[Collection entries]
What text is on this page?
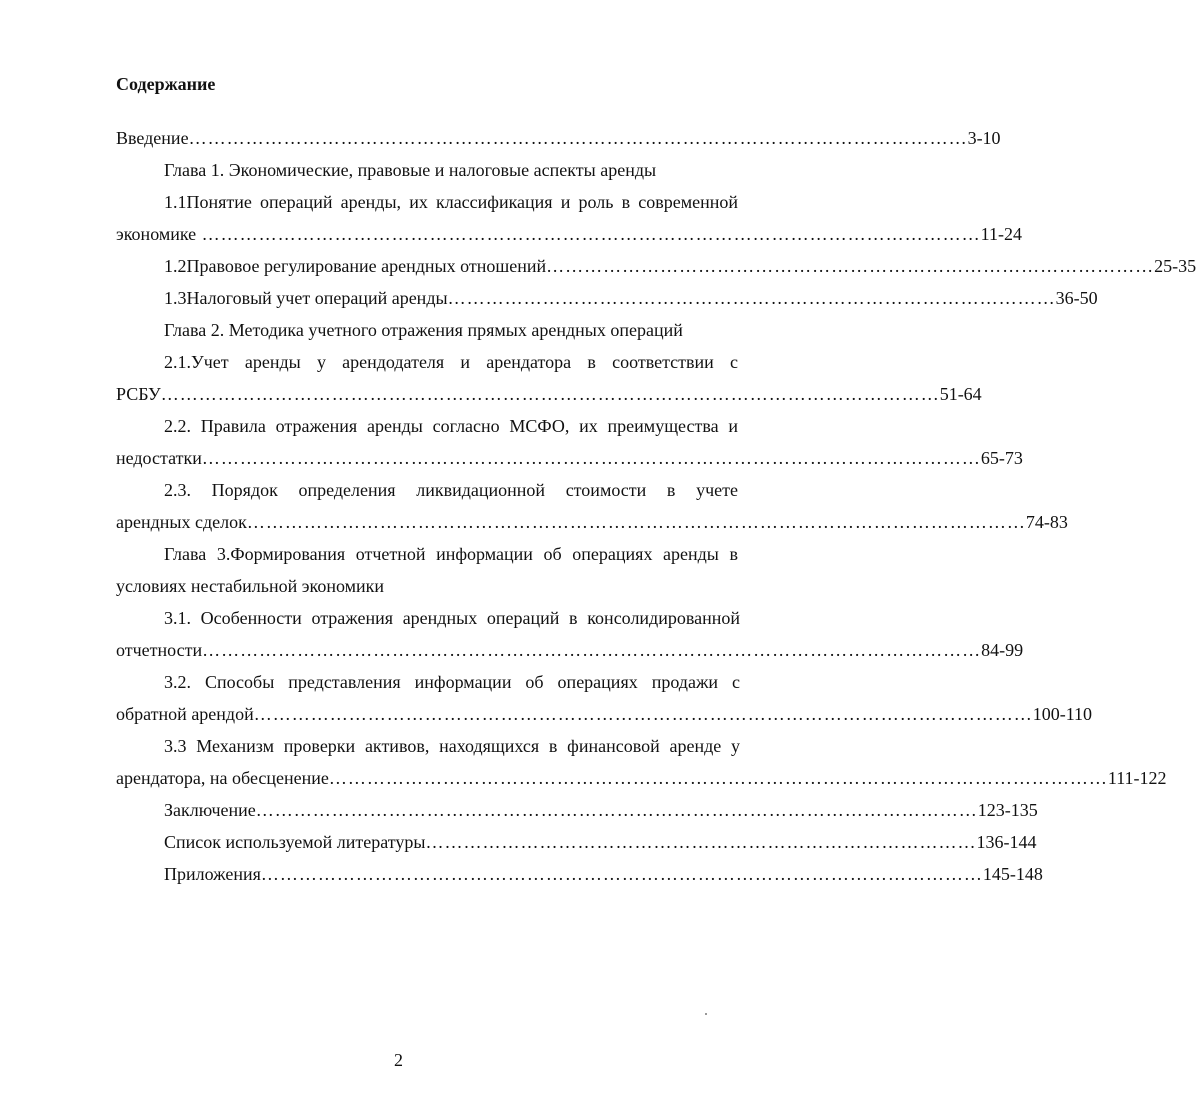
Содержание
Введение …………………………………………………………………………………………………………… 3-10
Глава 1. Экономические, правовые и налоговые аспекты аренды
1.1Понятие операций аренды, их классификация и роль в современной
экономике …………………………………………………………………………………………………………… 11-24
1.2Правовое регулирование арендных отношений …………………………………………………………………………………… 25-35
1.3Налоговый учет операций аренды …………………………………………………………………………………… 36-50
Глава 2. Методика учетного отражения прямых арендных операций
2.1.Учет аренды у арендодателя и арендатора в соответствии с
РСБУ …………………………………………………………………………………………………………… 51-64
2.2. Правила отражения аренды согласно МСФО, их преимущества и
недостатки …………………………………………………………………………………………………………… 65-73
2.3. Порядок определения ликвидационной стоимости в учете
арендных сделок …………………………………………………………………………………………………………… 74-83
Глава 3.Формирования отчетной информации об операциях аренды в
условиях нестабильной экономики
3.1. Особенности отражения арендных операций в консолидированной
отчетности …………………………………………………………………………………………………………… 84-99
3.2. Способы представления информации об операциях продажи с
обратной арендой …………………………………………………………………………………………………………… 100-110
3.3 Механизм проверки активов, находящихся в финансовой аренде у
арендатора, на обесценение …………………………………………………………………………………………………………… 111-122
Заключение …………………………………………………………………………………………………… 123-135
Список используемой литературы …………………………………………………………………………… 136-144
Приложения …………………………………………………………………………………………………… 145-148
2
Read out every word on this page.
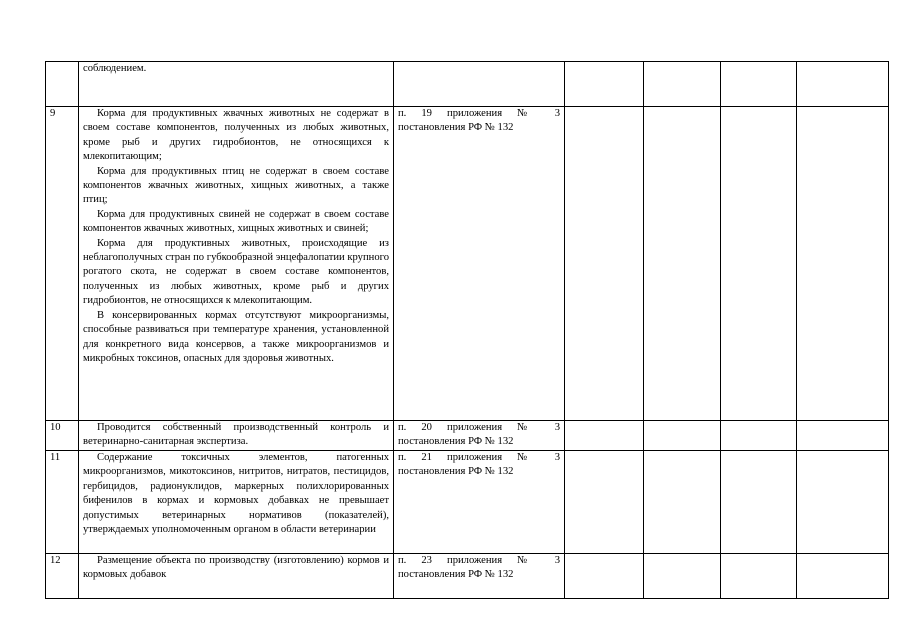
	соблюдением.					

9	Корма для продуктивных жвачных животных не содержат в своем составе компонентов, полученных из любых животных, кроме рыб и других гидробионтов, не относящихся к млекопитающим;

Корма для продуктивных птиц не содержат в своем составе компонентов жвачных животных, хищных животных, а также птиц;

Корма для продуктивных свиней не содержат в своем составе компонентов жвачных животных, хищных животных и свиней;

Корма для продуктивных животных, происходящие из неблагополучных стран по губкообразной энцефалопатии крупного рогатого скота, не содержат в своем составе компонентов, полученных из любых животных, кроме рыб и других гидробионтов, не относящихся к млекопитающим.

В консервированных кормах отсутствуют микроорганизмы, способные развиваться при температуре хранения, установленной для конкретного вида консервов, а также микроорганизмов и микробных токсинов, опасных для здоровья животных.	п. 19 приложения № 3 постановления РФ № 132				
10	Проводится собственный производственный контроль и ветеринарно-санитарная экспертиза.	п. 20 приложения № 3 постановления РФ № 132				
11	Содержание токсичных элементов, патогенных микроорганизмов, микотоксинов, нитритов, нитратов, пестицидов, гербицидов, радионуклидов, маркерных полихлорированных бифенилов в кормах и кормовых добавках не превышает допустимых ветеринарных нормативов (показателей), утверждаемых уполномоченным органом в области ветеринарии	п. 21 приложения № 3 постановления РФ № 132				
12	Размещение объекта по производству (изготовлению) кормов и кормовых добавок	п. 23 приложения № 3 постановления РФ № 132				
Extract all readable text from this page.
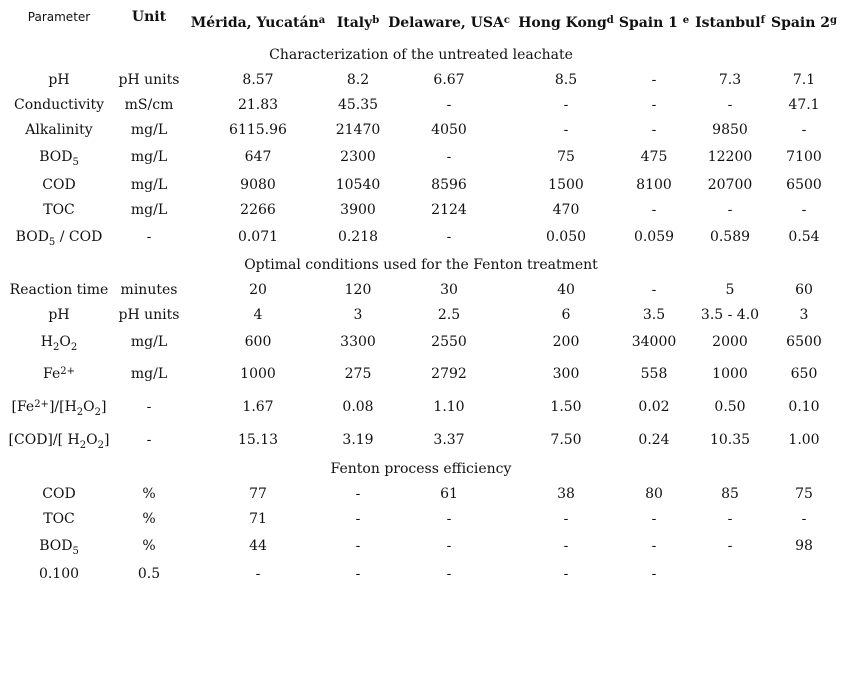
Parameter	Unit	Mérida, Yucatán$^a$	Italy$^b$	Delaware, USA$^c$	Hong Kong$^d$	Spain 1 $^e$	Istanbul$^f$	Spain 2$^g$
Characterization of the untreated leachate								
pH	pH units	8.57	8.2	6.67	8.5	-	7.3	7.1
Conductivity	mS/cm	21.83	45.35	-	-	-	-	47.1
Alkalinity	mg/L	6115.96	21470	4050	-	-	9850	-
$BOD_5$	mg/L	647	2300	-	75	475	12200	7100
COD	mg/L	9080	10540	8596	1500	8100	20700	6500
TOC	mg/L	2266	3900	2124	470	-	-	-
$BOD_5$ / COD	-	0.071	0.218	-	0.050	0.059	0.589	0.54
Optimal conditions used for the Fenton treatment								
Reaction time	minutes	20	120	30	40	-	5	60
pH	pH units	4	3	2.5	6	3.5	3.5 - 4.0	3
$H_2O_2$	mg/L	600	3300	2550	200	34000	2000	6500
$Fe^{2+}$	mg/L	1000	275	2792	300	558	1000	650
$[Fe^{2+}]/[H_2O_2]$	-	1.67	0.08	1.10	1.50	0.02	0.50	0.10
[COD]/[ $H_2O_2$]	-	15.13	3.19	3.37	7.50	0.24	10.35	1.00
Fenton process efficiency								
COD	%	77	-	61	38	80	85	75
TOC	%	71	-	-	-	-	-	-
$BOD_5$	%	44	-	-	-	-	-	98
0.100	0.5	-	-	-	-	-		
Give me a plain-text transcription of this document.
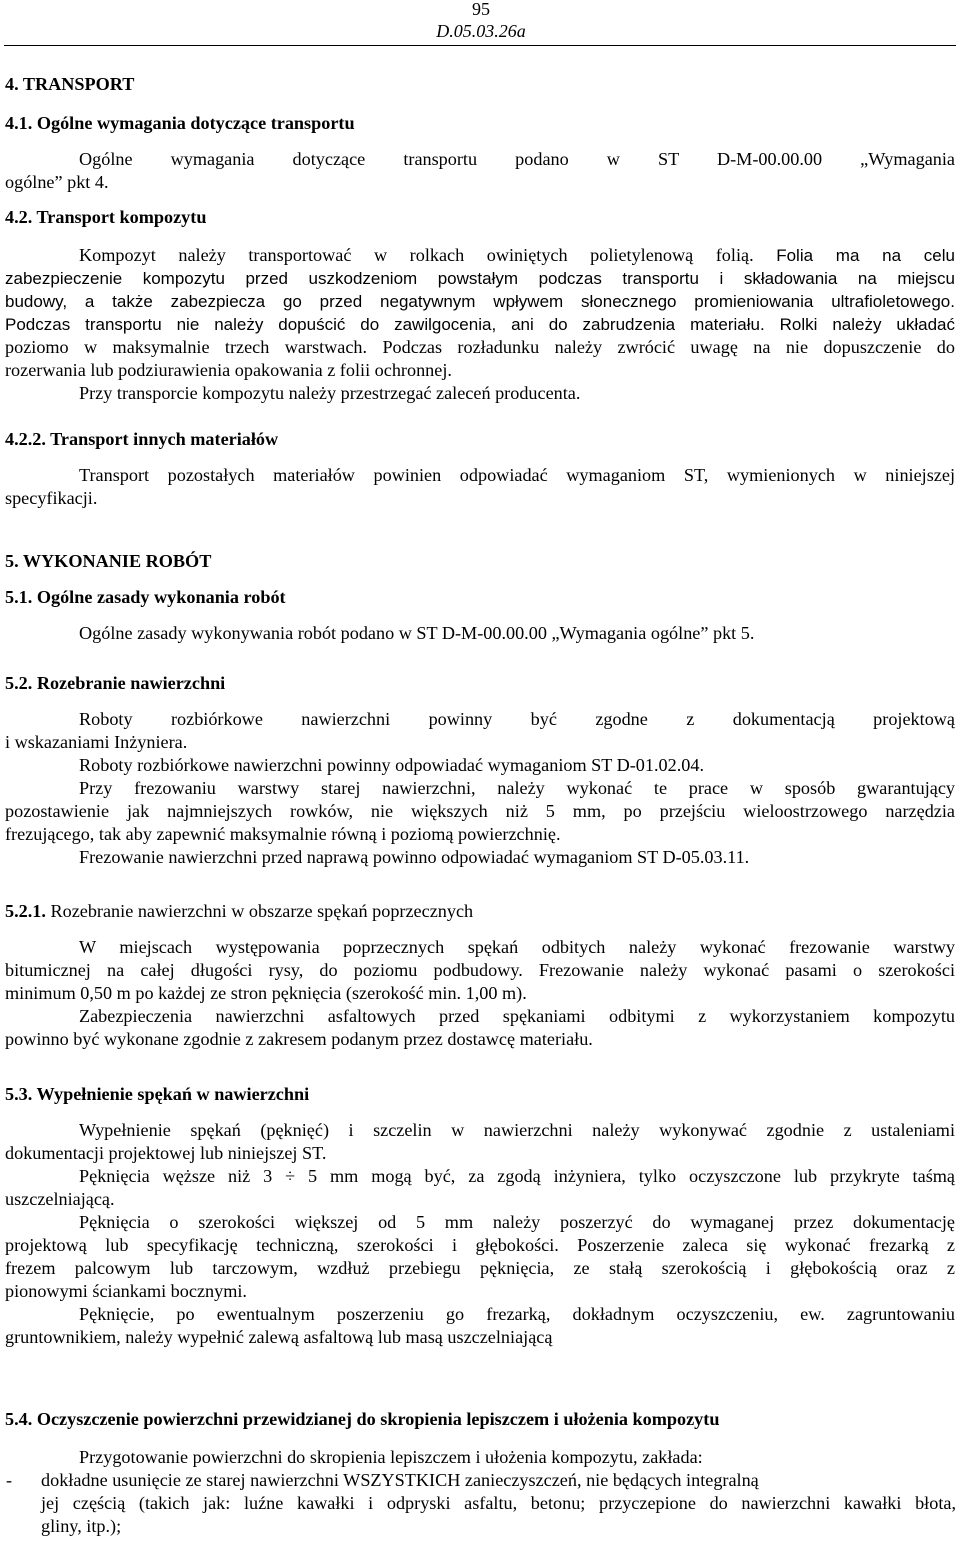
95
D.05.03.26a
4. TRANSPORT
4.1. Ogólne wymagania dotyczące transportu
Ogólne wymagania dotyczące transportu podano w ST D-M-00.00.00 „Wymagania
ogólne” pkt 4.
4.2. Transport kompozytu
Kompozyt należy transportować w rolkach owiniętych polietylenową folią. Folia ma na celu
zabezpieczenie kompozytu przed uszkodzeniom powstałym podczas transportu i składowania na miejscu
budowy, a także zabezpiecza go przed negatywnym wpływem słonecznego promieniowania ultrafioletowego.
Podczas transportu nie należy dopuścić do zawilgocenia, ani do zabrudzenia materiału. Rolki należy układać
poziomo w maksymalnie trzech warstwach. Podczas rozładunku należy zwrócić uwagę na nie dopuszczenie do
rozerwania lub podziurawienia opakowania z folii ochronnej.
Przy transporcie kompozytu należy przestrzegać zaleceń producenta.
4.2.2. Transport innych materiałów
Transport pozostałych materiałów powinien odpowiadać wymaganiom ST, wymienionych w niniejszej
specyfikacji.
5. WYKONANIE ROBÓT
5.1. Ogólne zasady wykonania robót
Ogólne zasady wykonywania robót podano w ST D-M-00.00.00 „Wymagania ogólne” pkt 5.
5.2. Rozebranie nawierzchni
Roboty rozbiórkowe nawierzchni powinny być zgodne z dokumentacją projektową
i wskazaniami Inżyniera.
Roboty rozbiórkowe nawierzchni powinny odpowiadać wymaganiom ST D-01.02.04.
Przy frezowaniu warstwy starej nawierzchni, należy wykonać te prace w sposób gwarantujący
pozostawienie jak najmniejszych rowków, nie większych niż 5 mm, po przejściu wieloostrzowego narzędzia
frezującego, tak aby zapewnić maksymalnie równą i poziomą powierzchnię.
Frezowanie nawierzchni przed naprawą powinno odpowiadać wymaganiom ST D-05.03.11.
5.2.1. Rozebranie nawierzchni w obszarze spękań poprzecznych
W miejscach występowania poprzecznych spękań odbitych należy wykonać frezowanie warstwy
bitumicznej na całej długości rysy, do poziomu podbudowy. Frezowanie należy wykonać pasami o szerokości
minimum 0,50 m po każdej ze stron pęknięcia (szerokość min. 1,00 m).
Zabezpieczenia nawierzchni asfaltowych przed spękaniami odbitymi z wykorzystaniem kompozytu
powinno być wykonane zgodnie z zakresem podanym przez dostawcę materiału.
5.3. Wypełnienie spękań w nawierzchni
Wypełnienie spękań (pęknięć) i szczelin w nawierzchni należy wykonywać zgodnie z ustaleniami
dokumentacji projektowej lub niniejszej ST.
Pęknięcia węższe niż 3 ÷ 5 mm mogą być, za zgodą inżyniera, tylko oczyszczone lub przykryte taśmą
uszczelniającą.
Pęknięcia o szerokości większej od 5 mm należy poszerzyć do wymaganej przez dokumentację
projektową lub specyfikację techniczną, szerokości i głębokości. Poszerzenie zaleca się wykonać frezarką z
frezem palcowym lub tarczowym, wzdłuż przebiegu pęknięcia, ze stałą szerokością i głębokością oraz z
pionowymi ściankami bocznymi.
Pęknięcie, po ewentualnym poszerzeniu go frezarką, dokładnym oczyszczeniu, ew. zagruntowaniu
gruntownikiem, należy wypełnić zalewą asfaltową lub masą uszczelniającą
5.4. Oczyszczenie powierzchni przewidzianej do skropienia lepiszczem i ułożenia kompozytu
Przygotowanie powierzchni do skropienia lepiszczem i ułożenia kompozytu, zakłada:
- dokładne usunięcie ze starej nawierzchni WSZYSTKICH zanieczyszczeń, nie będących integralną
jej częścią (takich jak: luźne kawałki i odpryski asfaltu, betonu; przyczepione do nawierzchni kawałki błota,
gliny, itp.);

> [The problem]: Copy, from the material above, each line in which the string "операций" occurs.

> [Response to the exercise]:
1.1Понятие операций аренды, их классификация и роль в современной
1.3Налоговый учет операций аренды …………………………………………………………………………………… 36-50
Глава 2. Методика учетного отражения прямых арендных операций
3.1. Особенности отражения арендных операций в консолидированной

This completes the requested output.